GÜVEN BOĞA: “KHK AYIBI SON BULSUN, GÖREVİMİZE ONURUMUZLA DÖNMEK İSTİYORUZ!”

Hukuksuz İhraçlara Karşı Ortak İrade Şart

677 Sayılı KHK ile Seyhan Belediyesi Kültür ve Sosyal İşler Müdürü görevinden hukuksuz biçimde ihraç edilen Güven Boğa, daha önce Eğitim Sen Adana Şube Başkanlığı da yapmış bir kamu emekçisidir. Boğa, yaptığı açıklamada KHK rejiminin toplumsal vicdanda yarattığı tahribata dikkat çekerek şöyle konuştu:

“Barış, demokrasi ve adaletin inandırıcılığı, KHK adaletsizliğine karşı gösterilecek ortak iradeyle mümkündür. Toplumun vicdanını yaralayan bu hukuksuzluk, sessiz kalındıkça normalleşir. Bizler görevlerimize onurumuzla dönmek ve bu ülkenin geleceğini yeniden kurmak istiyoruz.”

Bu Bir Yargılama Değil, Siyasal Tasfiye Operasyonudur

“KHK’lerle yapılan ihraçlar, herhangi bir yargı süreciyle değil, doğrudan siyasal gerekçelerle gerçekleştirilen bir tasfiye operasyonudur. Barış, adalet ve demokrasi talep eden kamu emekçileri, hiçbir hukuki dayanağı olmayan soyut iddialarla görevlerinden alındı.”

“Anayasa Mahkemesi ve yerel mahkemelerin verdiği kararlar ise ya uygulanmıyor ya da görmezden geliniyor. Oysa hukukun üstünlüğü ve toplumsal barışın tesisi, bu adaletsizliklerin giderilmesinden geçer.”

Demokratik Taleplerimiz Suç Sayıldı

“Bizler bu ülkenin barışını, demokrasisini, adaletini savunduk. Sendikal hak ve özgürlükleri, halkların kardeşliğini, kadınların eşitliğini, doğanın korunmasını istedik. Bu taleplerle mitinglere katıldık, basın açıklamaları yaptık, grevlerde bulunduk.”

“Ancak bize yöneltilen ihraç gerekçeleri tamamen soyut ve asılsız iddialardan ibarettir. Ne bir mahkeme kararı ne de somut bir suç isnadı vardır. Yalnızca ‘irtibat’ ve ‘iltisak’ gibi hukuki temeli olmayan kavramlarla görevden uzaklaştırıldık. Bu ayıp artık son bulmalıdır.”

KESK’liler Anayasal Haklarını Kullandıkları İçin Cezalandırılıyor

“KESK, Türkiye’de emeğin haklarını en kararlı biçimde savunan konfederasyonlardan biridir. Bu nedenle siyasal iktidar için rahatsız edici olmuştur. Bugün ihraç edilenlerin büyük çoğunluğu, herhangi bir suç işlemediği gibi yalnızca Anayasa ile güvence altına alınmış sendikal haklarını kullandıkları için cezalandırılmıştır.”

Sağlanan kayıtlar —

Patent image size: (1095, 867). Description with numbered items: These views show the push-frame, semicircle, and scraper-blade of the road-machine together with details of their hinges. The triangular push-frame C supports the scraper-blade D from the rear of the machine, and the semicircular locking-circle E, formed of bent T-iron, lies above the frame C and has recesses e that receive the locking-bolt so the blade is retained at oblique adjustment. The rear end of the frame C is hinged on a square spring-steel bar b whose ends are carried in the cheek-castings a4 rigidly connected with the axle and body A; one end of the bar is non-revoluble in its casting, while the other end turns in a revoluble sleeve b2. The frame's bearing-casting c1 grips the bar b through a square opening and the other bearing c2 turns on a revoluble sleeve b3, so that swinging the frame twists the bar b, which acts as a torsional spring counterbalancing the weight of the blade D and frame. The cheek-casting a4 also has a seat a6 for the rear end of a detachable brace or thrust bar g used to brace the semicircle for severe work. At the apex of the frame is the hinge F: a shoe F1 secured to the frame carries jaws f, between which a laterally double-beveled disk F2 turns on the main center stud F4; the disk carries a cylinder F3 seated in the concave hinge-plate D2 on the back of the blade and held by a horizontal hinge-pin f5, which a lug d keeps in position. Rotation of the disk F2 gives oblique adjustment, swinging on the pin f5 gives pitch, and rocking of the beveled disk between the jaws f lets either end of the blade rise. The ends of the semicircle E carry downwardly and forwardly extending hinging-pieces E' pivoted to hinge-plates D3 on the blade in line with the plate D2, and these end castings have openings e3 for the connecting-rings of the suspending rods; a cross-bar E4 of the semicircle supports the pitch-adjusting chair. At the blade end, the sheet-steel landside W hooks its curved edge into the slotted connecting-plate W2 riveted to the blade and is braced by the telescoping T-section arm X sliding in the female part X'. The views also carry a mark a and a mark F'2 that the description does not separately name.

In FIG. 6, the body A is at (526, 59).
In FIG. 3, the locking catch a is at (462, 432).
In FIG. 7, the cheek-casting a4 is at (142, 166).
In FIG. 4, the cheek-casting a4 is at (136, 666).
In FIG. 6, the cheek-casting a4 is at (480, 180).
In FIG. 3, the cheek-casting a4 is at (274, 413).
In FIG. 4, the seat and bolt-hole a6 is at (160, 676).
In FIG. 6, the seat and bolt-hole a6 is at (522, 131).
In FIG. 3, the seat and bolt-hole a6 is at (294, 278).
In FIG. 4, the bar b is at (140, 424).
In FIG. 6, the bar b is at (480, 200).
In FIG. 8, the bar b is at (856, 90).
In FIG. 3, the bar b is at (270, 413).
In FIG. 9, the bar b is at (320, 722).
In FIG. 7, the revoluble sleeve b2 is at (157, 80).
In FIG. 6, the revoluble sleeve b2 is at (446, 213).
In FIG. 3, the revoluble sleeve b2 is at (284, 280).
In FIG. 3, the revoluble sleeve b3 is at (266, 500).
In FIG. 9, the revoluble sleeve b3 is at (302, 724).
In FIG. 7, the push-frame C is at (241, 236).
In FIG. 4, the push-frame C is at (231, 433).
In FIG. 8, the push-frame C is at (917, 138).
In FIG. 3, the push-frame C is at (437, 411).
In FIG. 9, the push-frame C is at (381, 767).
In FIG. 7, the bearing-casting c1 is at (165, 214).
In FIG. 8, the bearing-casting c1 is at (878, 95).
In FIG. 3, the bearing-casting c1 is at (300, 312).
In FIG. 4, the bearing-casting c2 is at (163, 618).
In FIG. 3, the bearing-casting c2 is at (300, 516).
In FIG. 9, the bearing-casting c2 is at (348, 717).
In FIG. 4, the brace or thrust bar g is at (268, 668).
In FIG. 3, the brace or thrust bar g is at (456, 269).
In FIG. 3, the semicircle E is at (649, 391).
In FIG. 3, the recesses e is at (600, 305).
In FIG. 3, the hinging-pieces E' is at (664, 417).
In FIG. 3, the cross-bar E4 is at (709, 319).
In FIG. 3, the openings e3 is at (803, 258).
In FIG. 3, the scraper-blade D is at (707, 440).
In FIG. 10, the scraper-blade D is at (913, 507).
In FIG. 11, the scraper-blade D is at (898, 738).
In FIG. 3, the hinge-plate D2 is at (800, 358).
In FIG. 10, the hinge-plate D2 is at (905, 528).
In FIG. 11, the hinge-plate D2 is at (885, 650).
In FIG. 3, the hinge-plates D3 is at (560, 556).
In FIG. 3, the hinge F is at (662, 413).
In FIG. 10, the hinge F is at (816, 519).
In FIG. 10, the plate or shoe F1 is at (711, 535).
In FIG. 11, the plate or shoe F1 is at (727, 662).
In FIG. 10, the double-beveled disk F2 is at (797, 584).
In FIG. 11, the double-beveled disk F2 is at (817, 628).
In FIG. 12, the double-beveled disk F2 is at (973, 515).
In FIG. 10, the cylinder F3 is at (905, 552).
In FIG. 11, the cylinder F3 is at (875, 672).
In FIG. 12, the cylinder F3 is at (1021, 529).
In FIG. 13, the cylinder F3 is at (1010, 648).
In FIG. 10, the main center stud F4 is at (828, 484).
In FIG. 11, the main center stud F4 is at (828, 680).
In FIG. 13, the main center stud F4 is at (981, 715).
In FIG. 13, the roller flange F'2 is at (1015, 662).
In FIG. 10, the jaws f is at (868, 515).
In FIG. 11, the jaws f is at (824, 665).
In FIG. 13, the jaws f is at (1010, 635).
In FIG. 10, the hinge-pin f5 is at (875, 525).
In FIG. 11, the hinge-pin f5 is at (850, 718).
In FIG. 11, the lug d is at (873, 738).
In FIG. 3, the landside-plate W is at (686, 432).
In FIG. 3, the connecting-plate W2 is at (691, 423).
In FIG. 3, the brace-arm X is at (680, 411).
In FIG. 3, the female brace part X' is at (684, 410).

Görevler —
1. Aşağıdaki ifadelerin KHK ihraçlarıyla ilgili metinle uyuşup uyuşmadığını evet ya da hayır diye belirtin ve her birinde kararı veren sözleri metinden aynen alıntılayın.
(a) Güven Boğa, ihraç edilmeden önce Seyhan Belediyesi'nde Kültür ve Sosyal İşler Müdürüydü.
(b) Metne göre ihraç edilenler hakkında mahkeme kararları vardır.
(c) Anayasa Mahkemesi'nin verdiği kararlar eksiksiz uygulanmaktadır.
2. KHK ihraçlarıyla ilgili metinde "Bizler bu ülkenin barışını" diye başlayan paragrafı ana bilgilerini koruyarak madde listesine çevirin.

Yazılı yanıtlar —
1.
(a) Evet: "677 Sayılı KHK ile Seyhan Belediyesi Kültür ve Sosyal İşler Müdürü görevinden hukuksuz biçimde ihraç edilen Güven Boğa"
(b) Hayır: "Ne bir mahkeme kararı ne de somut bir suç isnadı vardır."
(c) Hayır: "Anayasa Mahkemesi ve yerel mahkemelerin verdiği kararlar ise ya uygulanmıyor ya da görmezden geliniyor."

2.
- Ülkenin barışını, demokrasisini ve adaletini savunduk.
- Sendikal hak ve özgürlükleri, halkların kardeşliğini, kadınların eşitliğini ve doğanın korunmasını istedik.
- Bu taleplerle mitinglere katıldık, basın açıklamaları yaptık ve grevlerde bulunduk.